***** Raw data *****
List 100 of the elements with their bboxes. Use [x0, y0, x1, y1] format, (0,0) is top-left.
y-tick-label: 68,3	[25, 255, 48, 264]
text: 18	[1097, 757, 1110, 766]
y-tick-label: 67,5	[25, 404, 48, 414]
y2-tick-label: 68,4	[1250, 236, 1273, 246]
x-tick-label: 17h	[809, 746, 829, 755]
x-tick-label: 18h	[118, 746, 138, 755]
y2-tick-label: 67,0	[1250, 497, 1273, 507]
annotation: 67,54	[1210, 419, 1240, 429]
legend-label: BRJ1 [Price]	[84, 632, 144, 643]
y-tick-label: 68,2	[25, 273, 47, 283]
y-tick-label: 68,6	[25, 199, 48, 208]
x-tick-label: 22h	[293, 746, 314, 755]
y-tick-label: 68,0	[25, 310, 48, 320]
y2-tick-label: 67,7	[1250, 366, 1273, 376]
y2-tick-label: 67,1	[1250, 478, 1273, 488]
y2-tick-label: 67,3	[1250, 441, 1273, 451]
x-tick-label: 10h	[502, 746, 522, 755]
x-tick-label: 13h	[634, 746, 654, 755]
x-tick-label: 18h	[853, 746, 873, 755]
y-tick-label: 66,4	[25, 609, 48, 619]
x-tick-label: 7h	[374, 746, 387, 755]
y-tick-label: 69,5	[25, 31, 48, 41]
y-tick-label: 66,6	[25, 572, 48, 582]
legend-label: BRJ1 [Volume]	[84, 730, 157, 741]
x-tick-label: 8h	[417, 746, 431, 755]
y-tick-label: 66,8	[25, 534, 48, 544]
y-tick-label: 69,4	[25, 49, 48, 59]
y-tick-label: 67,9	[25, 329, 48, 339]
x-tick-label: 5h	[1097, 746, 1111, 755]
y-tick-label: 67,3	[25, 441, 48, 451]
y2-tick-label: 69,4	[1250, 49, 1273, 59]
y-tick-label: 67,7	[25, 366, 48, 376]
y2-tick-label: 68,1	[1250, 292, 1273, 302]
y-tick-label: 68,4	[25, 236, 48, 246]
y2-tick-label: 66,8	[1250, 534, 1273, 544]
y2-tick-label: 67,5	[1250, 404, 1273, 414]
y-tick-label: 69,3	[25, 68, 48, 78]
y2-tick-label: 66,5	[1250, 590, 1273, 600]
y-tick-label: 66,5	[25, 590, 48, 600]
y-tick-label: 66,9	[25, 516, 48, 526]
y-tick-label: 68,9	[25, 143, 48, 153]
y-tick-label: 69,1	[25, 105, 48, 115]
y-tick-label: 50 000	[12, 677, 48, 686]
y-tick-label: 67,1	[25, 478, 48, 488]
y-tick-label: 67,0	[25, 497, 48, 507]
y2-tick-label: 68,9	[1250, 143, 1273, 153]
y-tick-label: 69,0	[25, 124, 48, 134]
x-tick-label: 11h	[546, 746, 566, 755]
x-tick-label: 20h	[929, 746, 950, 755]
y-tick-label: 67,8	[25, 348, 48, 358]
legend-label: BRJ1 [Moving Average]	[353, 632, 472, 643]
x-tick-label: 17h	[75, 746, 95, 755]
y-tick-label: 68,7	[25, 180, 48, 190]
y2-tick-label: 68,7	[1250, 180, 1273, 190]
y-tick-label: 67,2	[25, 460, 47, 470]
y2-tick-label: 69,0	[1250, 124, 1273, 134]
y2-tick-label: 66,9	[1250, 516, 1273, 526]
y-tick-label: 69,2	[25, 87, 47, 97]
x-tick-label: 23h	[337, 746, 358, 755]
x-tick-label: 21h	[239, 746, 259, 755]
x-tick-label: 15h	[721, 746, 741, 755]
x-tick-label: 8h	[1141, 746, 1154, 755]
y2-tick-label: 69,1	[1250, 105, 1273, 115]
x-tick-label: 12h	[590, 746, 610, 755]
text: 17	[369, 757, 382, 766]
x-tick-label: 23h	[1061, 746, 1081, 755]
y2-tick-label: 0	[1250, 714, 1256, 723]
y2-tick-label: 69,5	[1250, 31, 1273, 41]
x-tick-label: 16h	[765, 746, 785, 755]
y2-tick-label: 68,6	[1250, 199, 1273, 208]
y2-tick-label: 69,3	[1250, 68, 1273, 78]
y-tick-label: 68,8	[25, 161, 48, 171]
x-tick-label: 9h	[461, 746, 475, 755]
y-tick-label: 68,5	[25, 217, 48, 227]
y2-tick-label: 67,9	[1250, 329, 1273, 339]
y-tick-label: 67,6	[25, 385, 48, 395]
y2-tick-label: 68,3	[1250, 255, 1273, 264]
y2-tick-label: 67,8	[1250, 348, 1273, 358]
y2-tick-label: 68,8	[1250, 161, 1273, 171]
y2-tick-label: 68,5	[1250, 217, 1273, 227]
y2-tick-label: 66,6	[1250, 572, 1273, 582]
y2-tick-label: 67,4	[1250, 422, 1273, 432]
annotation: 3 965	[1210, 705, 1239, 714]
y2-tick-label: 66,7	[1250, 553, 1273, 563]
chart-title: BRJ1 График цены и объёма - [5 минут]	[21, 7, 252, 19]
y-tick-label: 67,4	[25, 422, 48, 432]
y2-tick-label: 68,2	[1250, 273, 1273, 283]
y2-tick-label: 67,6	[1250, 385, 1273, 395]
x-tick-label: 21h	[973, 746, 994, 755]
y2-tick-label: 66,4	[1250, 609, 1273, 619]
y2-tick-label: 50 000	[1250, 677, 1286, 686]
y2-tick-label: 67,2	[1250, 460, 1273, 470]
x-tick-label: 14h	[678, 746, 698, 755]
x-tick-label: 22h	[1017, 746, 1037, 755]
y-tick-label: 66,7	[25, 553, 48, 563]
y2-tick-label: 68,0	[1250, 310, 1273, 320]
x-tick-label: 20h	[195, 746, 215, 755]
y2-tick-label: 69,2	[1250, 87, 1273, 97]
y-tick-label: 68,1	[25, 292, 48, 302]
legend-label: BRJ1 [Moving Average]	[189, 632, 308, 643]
*****
Short problem:
Lay out every line above as a Markdown table with a "Number" column for the row number and a "Line" column for the line itself. Leave out any blank lines.

Solution to this exercise:
| Number | Line |
|---|---|
| 1 | List 100 of the elements with their bboxes. Use [x0, y0, x1, y1] format, (0,0) is top-left. |
| 2 | y-tick-label: 68,3	[25, 255, 48, 264] |
| 3 | text: 18	[1097, 757, 1110, 766] |
| 4 | y-tick-label: 67,5	[25, 404, 48, 414] |
| 5 | y2-tick-label: 68,4	[1250, 236, 1273, 246] |
| 6 | x-tick-label: 17h	[809, 746, 829, 755] |
| 7 | x-tick-label: 18h	[118, 746, 138, 755] |
| 8 | y2-tick-label: 67,0	[1250, 497, 1273, 507] |
| 9 | annotation: 67,54	[1210, 419, 1240, 429] |
| 10 | legend-label: BRJ1 [Price]	[84, 632, 144, 643] |
| 11 | y-tick-label: 68,2	[25, 273, 47, 283] |
| 12 | y-tick-label: 68,6	[25, 199, 48, 208] |
| 13 | x-tick-label: 22h	[293, 746, 314, 755] |
| 14 | y-tick-label: 68,0	[25, 310, 48, 320] |
| 15 | y2-tick-label: 67,7	[1250, 366, 1273, 376] |
| 16 | y2-tick-label: 67,1	[1250, 478, 1273, 488] |
| 17 | y2-tick-label: 67,3	[1250, 441, 1273, 451] |
| 18 | x-tick-label: 10h	[502, 746, 522, 755] |
| 19 | x-tick-label: 13h	[634, 746, 654, 755] |
| 20 | x-tick-label: 18h	[853, 746, 873, 755] |
| 21 | y-tick-label: 66,4	[25, 609, 48, 619] |
| 22 | x-tick-label: 7h	[374, 746, 387, 755] |
| 23 | y-tick-label: 69,5	[25, 31, 48, 41] |
| 24 | y-tick-label: 66,6	[25, 572, 48, 582] |
| 25 | legend-label: BRJ1 [Volume]	[84, 730, 157, 741] |
| 26 | x-tick-label: 8h	[417, 746, 431, 755] |
| 27 | y-tick-label: 66,8	[25, 534, 48, 544] |
| 28 | y-tick-label: 69,4	[25, 49, 48, 59] |
| 29 | y-tick-label: 67,9	[25, 329, 48, 339] |
| 30 | x-tick-label: 5h	[1097, 746, 1111, 755] |
| 31 | y-tick-label: 67,3	[25, 441, 48, 451] |
| 32 | y2-tick-label: 69,4	[1250, 49, 1273, 59] |
| 33 | y-tick-label: 67,7	[25, 366, 48, 376] |
| 34 | y2-tick-label: 68,1	[1250, 292, 1273, 302] |
| 35 | y-tick-label: 68,4	[25, 236, 48, 246] |
| 36 | y2-tick-label: 66,8	[1250, 534, 1273, 544] |
| 37 | y2-tick-label: 67,5	[1250, 404, 1273, 414] |
| 38 | y-tick-label: 69,3	[25, 68, 48, 78] |
| 39 | y2-tick-label: 66,5	[1250, 590, 1273, 600] |
| 40 | y-tick-label: 66,5	[25, 590, 48, 600] |
| 41 | y-tick-label: 66,9	[25, 516, 48, 526] |
| 42 | y-tick-label: 68,9	[25, 143, 48, 153] |
| 43 | y-tick-label: 69,1	[25, 105, 48, 115] |
| 44 | y-tick-label: 50 000	[12, 677, 48, 686] |
| 45 | y-tick-label: 67,1	[25, 478, 48, 488] |
| 46 | y-tick-label: 67,0	[25, 497, 48, 507] |
| 47 | y2-tick-label: 68,9	[1250, 143, 1273, 153] |
| 48 | y-tick-label: 69,0	[25, 124, 48, 134] |
| 49 | x-tick-label: 11h	[546, 746, 566, 755] |
| 50 | x-tick-label: 20h	[929, 746, 950, 755] |
| 51 | y-tick-label: 67,8	[25, 348, 48, 358] |
| 52 | legend-label: BRJ1 [Moving Average]	[353, 632, 472, 643] |
| 53 | x-tick-label: 17h	[75, 746, 95, 755] |
| 54 | y-tick-label: 68,7	[25, 180, 48, 190] |
| 55 | y2-tick-label: 68,7	[1250, 180, 1273, 190] |
| 56 | y-tick-label: 67,2	[25, 460, 47, 470] |
| 57 | y2-tick-label: 69,0	[1250, 124, 1273, 134] |
| 58 | y2-tick-label: 66,9	[1250, 516, 1273, 526] |
| 59 | y-tick-label: 69,2	[25, 87, 47, 97] |
| 60 | x-tick-label: 23h	[337, 746, 358, 755] |
| 61 | x-tick-label: 21h	[239, 746, 259, 755] |
| 62 | x-tick-label: 15h	[721, 746, 741, 755] |
| 63 | x-tick-label: 8h	[1141, 746, 1154, 755] |
| 64 | y2-tick-label: 69,1	[1250, 105, 1273, 115] |
| 65 | x-tick-label: 12h	[590, 746, 610, 755] |
| 66 | text: 17	[369, 757, 382, 766] |
| 67 | x-tick-label: 23h	[1061, 746, 1081, 755] |
| 68 | y2-tick-label: 0	[1250, 714, 1256, 723] |
| 69 | y2-tick-label: 69,5	[1250, 31, 1273, 41] |
| 70 | x-tick-label: 16h	[765, 746, 785, 755] |
| 71 | y2-tick-label: 68,6	[1250, 199, 1273, 208] |
| 72 | y2-tick-label: 69,3	[1250, 68, 1273, 78] |
| 73 | y-tick-label: 68,8	[25, 161, 48, 171] |
| 74 | x-tick-label: 9h	[461, 746, 475, 755] |
| 75 | y-tick-label: 68,5	[25, 217, 48, 227] |
| 76 | y2-tick-label: 67,9	[1250, 329, 1273, 339] |
| 77 | y-tick-label: 67,6	[25, 385, 48, 395] |
| 78 | y2-tick-label: 68,3	[1250, 255, 1273, 264] |
| 79 | y2-tick-label: 67,8	[1250, 348, 1273, 358] |
| 80 | y2-tick-label: 68,8	[1250, 161, 1273, 171] |
| 81 | y2-tick-label: 68,5	[1250, 217, 1273, 227] |
| 82 | y2-tick-label: 66,6	[1250, 572, 1273, 582] |
| 83 | y2-tick-label: 67,4	[1250, 422, 1273, 432] |
| 84 | annotation: 3 965	[1210, 705, 1239, 714] |
| 85 | y2-tick-label: 66,7	[1250, 553, 1273, 563] |
| 86 | chart-title: BRJ1 График цены и объёма - [5 минут]	[21, 7, 252, 19] |
| 87 | y-tick-label: 67,4	[25, 422, 48, 432] |
| 88 | y2-tick-label: 68,2	[1250, 273, 1273, 283] |
| 89 | y2-tick-label: 67,6	[1250, 385, 1273, 395] |
| 90 | x-tick-label: 21h	[973, 746, 994, 755] |
| 91 | y2-tick-label: 66,4	[1250, 609, 1273, 619] |
| 92 | y2-tick-label: 50 000	[1250, 677, 1286, 686] |
| 93 | y2-tick-label: 67,2	[1250, 460, 1273, 470] |
| 94 | x-tick-label: 14h	[678, 746, 698, 755] |
| 95 | x-tick-label: 22h	[1017, 746, 1037, 755] |
| 96 | y-tick-label: 66,7	[25, 553, 48, 563] |
| 97 | y2-tick-label: 68,0	[1250, 310, 1273, 320] |
| 98 | x-tick-label: 20h	[195, 746, 215, 755] |
| 99 | y2-tick-label: 69,2	[1250, 87, 1273, 97] |
| 100 | y-tick-label: 68,1	[25, 292, 48, 302] |
| 101 | legend-label: BRJ1 [Moving Average]	[189, 632, 308, 643] |